— start of EXERCISE MATERIALS —

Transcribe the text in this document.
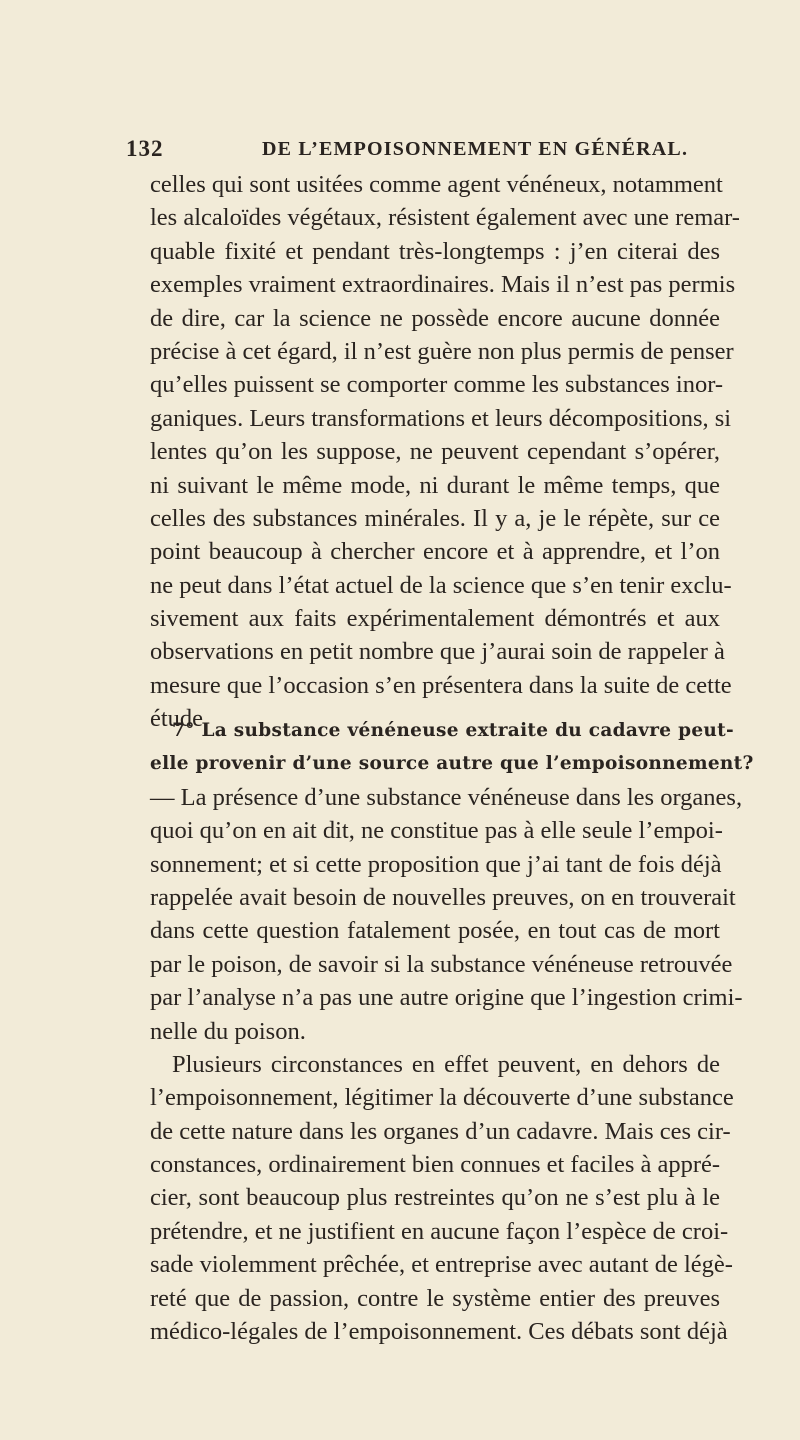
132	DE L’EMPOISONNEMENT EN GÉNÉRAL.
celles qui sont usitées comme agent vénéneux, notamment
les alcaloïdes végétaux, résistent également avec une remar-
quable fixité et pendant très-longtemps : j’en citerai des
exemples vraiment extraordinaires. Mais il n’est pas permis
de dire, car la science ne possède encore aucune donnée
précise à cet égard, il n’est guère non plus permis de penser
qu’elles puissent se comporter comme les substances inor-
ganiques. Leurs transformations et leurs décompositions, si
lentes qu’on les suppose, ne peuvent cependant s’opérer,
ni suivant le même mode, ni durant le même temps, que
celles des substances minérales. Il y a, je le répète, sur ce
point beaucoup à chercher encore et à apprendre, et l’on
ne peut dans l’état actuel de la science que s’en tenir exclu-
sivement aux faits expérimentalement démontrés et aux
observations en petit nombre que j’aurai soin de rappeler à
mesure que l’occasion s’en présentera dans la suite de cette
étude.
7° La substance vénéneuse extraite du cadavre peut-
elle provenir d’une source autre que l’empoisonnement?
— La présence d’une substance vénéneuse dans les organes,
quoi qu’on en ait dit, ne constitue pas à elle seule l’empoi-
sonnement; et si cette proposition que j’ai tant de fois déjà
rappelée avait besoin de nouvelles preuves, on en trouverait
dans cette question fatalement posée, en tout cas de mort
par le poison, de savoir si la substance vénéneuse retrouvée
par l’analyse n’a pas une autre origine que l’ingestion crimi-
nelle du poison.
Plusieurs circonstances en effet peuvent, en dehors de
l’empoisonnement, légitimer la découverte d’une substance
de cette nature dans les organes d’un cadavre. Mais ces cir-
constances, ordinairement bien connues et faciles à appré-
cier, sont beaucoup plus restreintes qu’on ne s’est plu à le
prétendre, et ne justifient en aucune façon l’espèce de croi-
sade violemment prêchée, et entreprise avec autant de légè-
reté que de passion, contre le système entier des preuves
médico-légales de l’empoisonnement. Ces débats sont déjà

— end of EXERCISE MATERIALS —
— start of EXERCISE MATERIALS —

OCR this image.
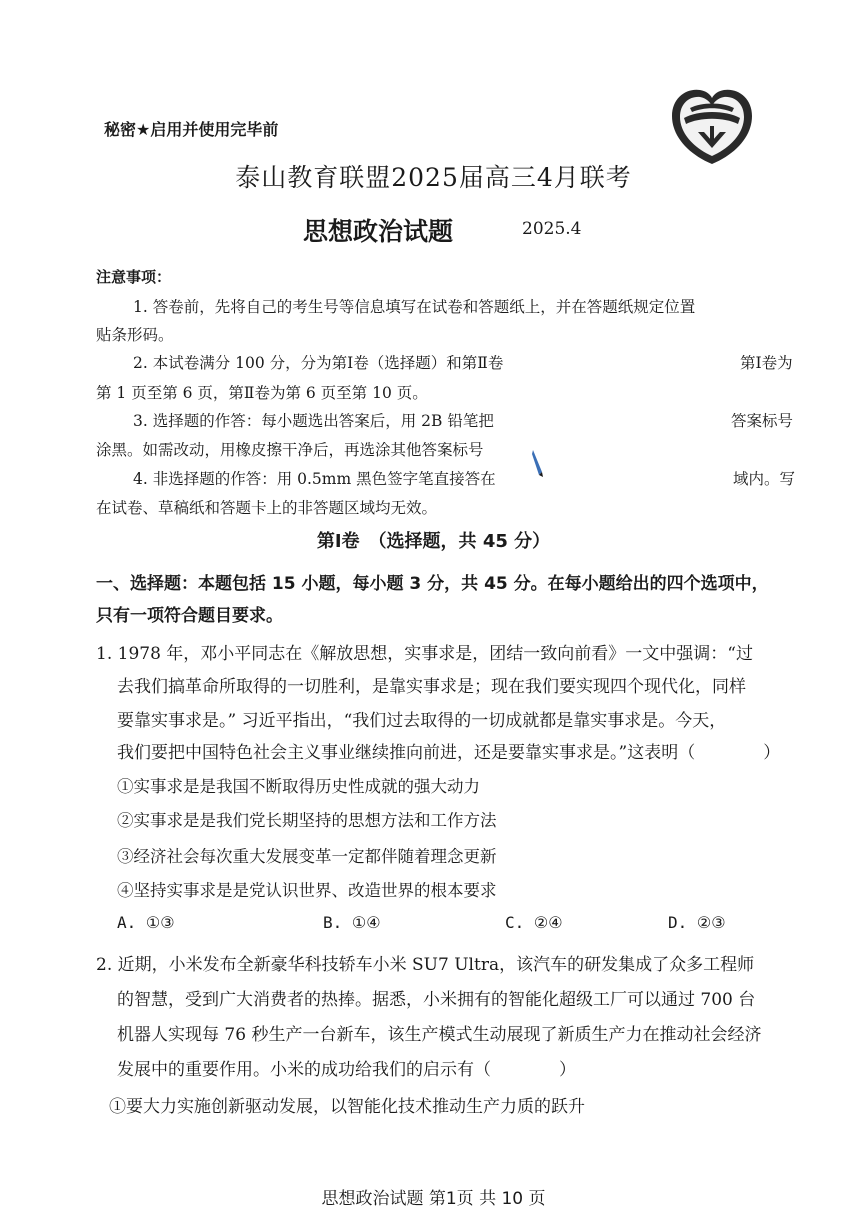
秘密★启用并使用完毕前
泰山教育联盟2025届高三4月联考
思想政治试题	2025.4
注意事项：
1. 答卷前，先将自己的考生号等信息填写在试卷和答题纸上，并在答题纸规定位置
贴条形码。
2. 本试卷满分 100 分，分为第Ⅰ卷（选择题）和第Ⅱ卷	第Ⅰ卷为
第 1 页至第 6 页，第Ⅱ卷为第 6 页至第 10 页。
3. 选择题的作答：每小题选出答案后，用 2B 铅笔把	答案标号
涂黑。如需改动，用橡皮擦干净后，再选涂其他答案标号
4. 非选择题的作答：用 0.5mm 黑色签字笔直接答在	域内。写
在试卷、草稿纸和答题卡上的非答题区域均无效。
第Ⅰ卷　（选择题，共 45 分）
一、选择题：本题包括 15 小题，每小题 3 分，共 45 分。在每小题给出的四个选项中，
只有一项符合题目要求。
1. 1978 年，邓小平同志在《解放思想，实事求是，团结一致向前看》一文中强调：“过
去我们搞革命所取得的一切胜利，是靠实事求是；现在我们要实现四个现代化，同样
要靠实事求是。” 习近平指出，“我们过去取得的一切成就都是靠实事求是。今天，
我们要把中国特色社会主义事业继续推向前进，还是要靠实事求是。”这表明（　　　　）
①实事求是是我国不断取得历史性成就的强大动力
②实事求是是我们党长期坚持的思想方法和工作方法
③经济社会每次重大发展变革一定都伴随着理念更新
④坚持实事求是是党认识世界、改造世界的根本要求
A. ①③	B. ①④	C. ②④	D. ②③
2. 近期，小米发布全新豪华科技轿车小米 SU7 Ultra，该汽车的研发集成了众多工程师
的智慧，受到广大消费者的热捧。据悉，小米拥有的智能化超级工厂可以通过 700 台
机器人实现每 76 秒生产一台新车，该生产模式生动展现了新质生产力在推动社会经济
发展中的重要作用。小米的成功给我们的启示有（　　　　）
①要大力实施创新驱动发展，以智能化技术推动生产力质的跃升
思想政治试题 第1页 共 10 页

— end of EXERCISE MATERIALS —

GIVEN EXERCISE —
Find the lines above that contain the word "autre" and collect them.

CORRECT RESULT —
elle provenir d’une source autre que l’empoisonnement?
par l’analyse n’a pas une autre origine que l’ingestion crimi-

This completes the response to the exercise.